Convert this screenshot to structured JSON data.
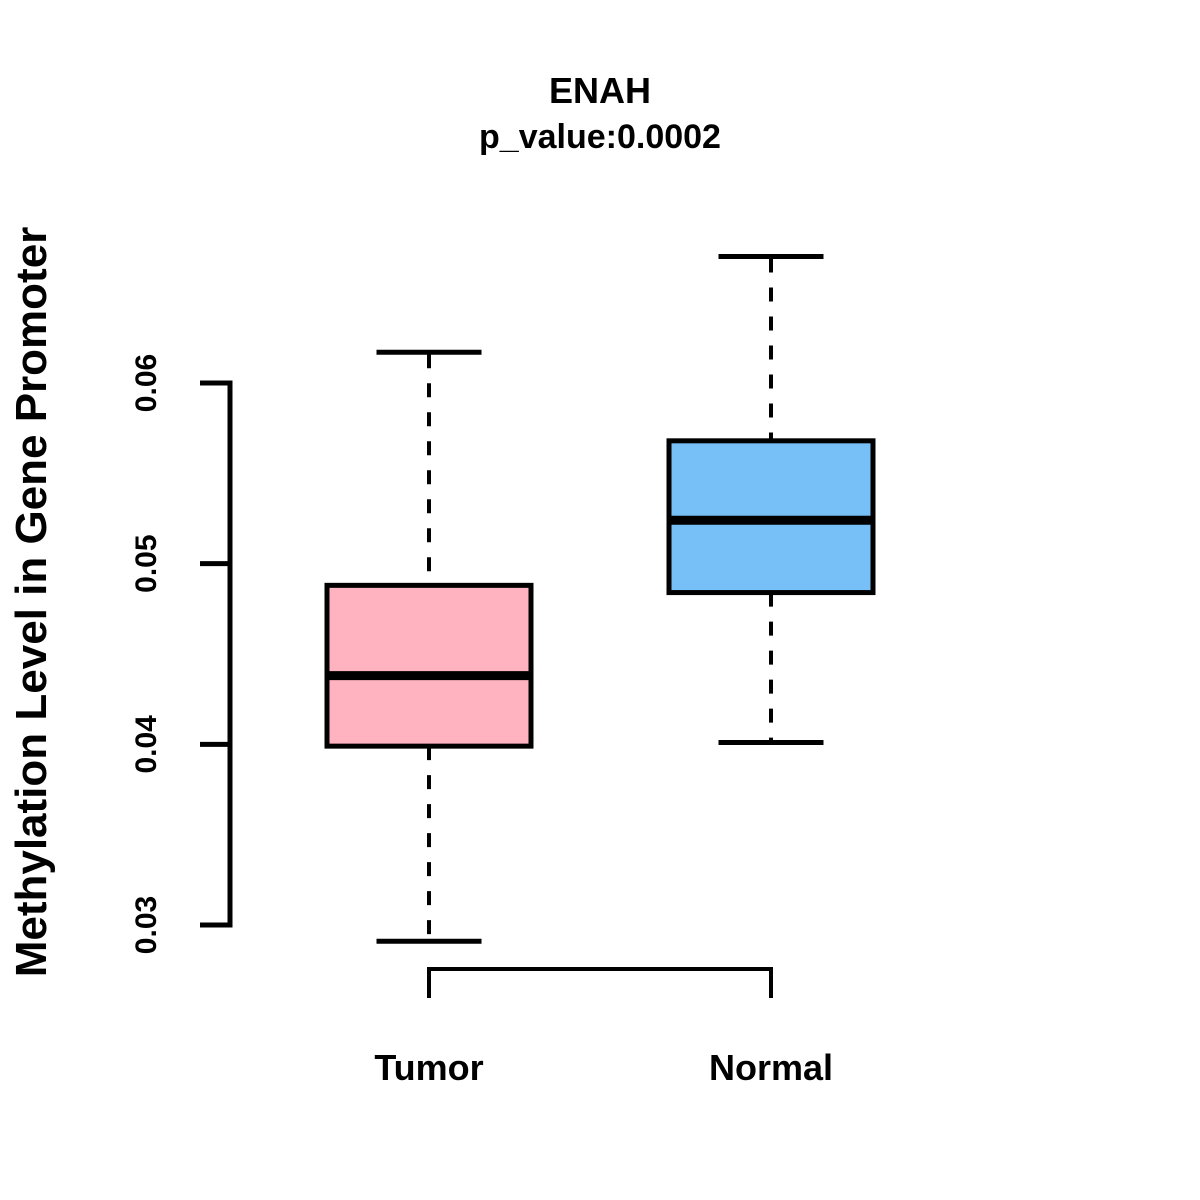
{
  "chart_data": {
    "type": "boxplot",
    "title": "ENAH",
    "subtitle": "p_value:0.0002",
    "ylabel": "Methylation Level in Gene Promoter",
    "xlabel": "",
    "categories": [
      "Tumor",
      "Normal"
    ],
    "series": [
      {
        "name": "Tumor",
        "color": "#FFB3C1",
        "lower_whisker": 0.0291,
        "q1": 0.0399,
        "median": 0.0438,
        "q3": 0.0488,
        "upper_whisker": 0.0617
      },
      {
        "name": "Normal",
        "color": "#76BFF7",
        "lower_whisker": 0.0401,
        "q1": 0.0484,
        "median": 0.0524,
        "q3": 0.0568,
        "upper_whisker": 0.067
      }
    ],
    "y_ticks": [
      0.03,
      0.04,
      0.05,
      0.06
    ],
    "y_tick_labels": [
      "0.03",
      "0.04",
      "0.05",
      "0.06"
    ],
    "ylim": [
      0.0285,
      0.0675
    ],
    "grid": false,
    "legend_position": "none",
    "whisker_style": "dashed",
    "box_border_color": "#000000",
    "median_color": "#000000",
    "axis_color": "#000000",
    "background_color": "#FFFFFF"
  }
}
....
» **Assignment**
Leave out the pictures and output the rest of the records exactly.

» **Response to the task**
Convert this screenshot to structured JSON data.
{
  "chart_data": {
    "type": "boxplot",
    "title": "ENAH",
    "subtitle": "p_value:0.0002",
    "ylabel": "Methylation Level in Gene Promoter",
    "xlabel": "",
    "categories": [
      "Tumor",
      "Normal"
    ],
    "series": [
      {
        "name": "Tumor",
        "color": "#FFB3C1",
        "lower_whisker": 0.0291,
        "q1": 0.0399,
        "median": 0.0438,
        "q3": 0.0488,
        "upper_whisker": 0.0617
      },
      {
        "name": "Normal",
        "color": "#76BFF7",
        "lower_whisker": 0.0401,
        "q1": 0.0484,
        "median": 0.0524,
        "q3": 0.0568,
        "upper_whisker": 0.067
      }
    ],
    "y_ticks": [
      0.03,
      0.04,
      0.05,
      0.06
    ],
    "y_tick_labels": [
      "0.03",
      "0.04",
      "0.05",
      "0.06"
    ],
    "ylim": [
      0.0285,
      0.0675
    ],
    "grid": false,
    "legend_position": "none",
    "whisker_style": "dashed",
    "box_border_color": "#000000",
    "median_color": "#000000",
    "axis_color": "#000000",
    "background_color": "#FFFFFF"
  }
}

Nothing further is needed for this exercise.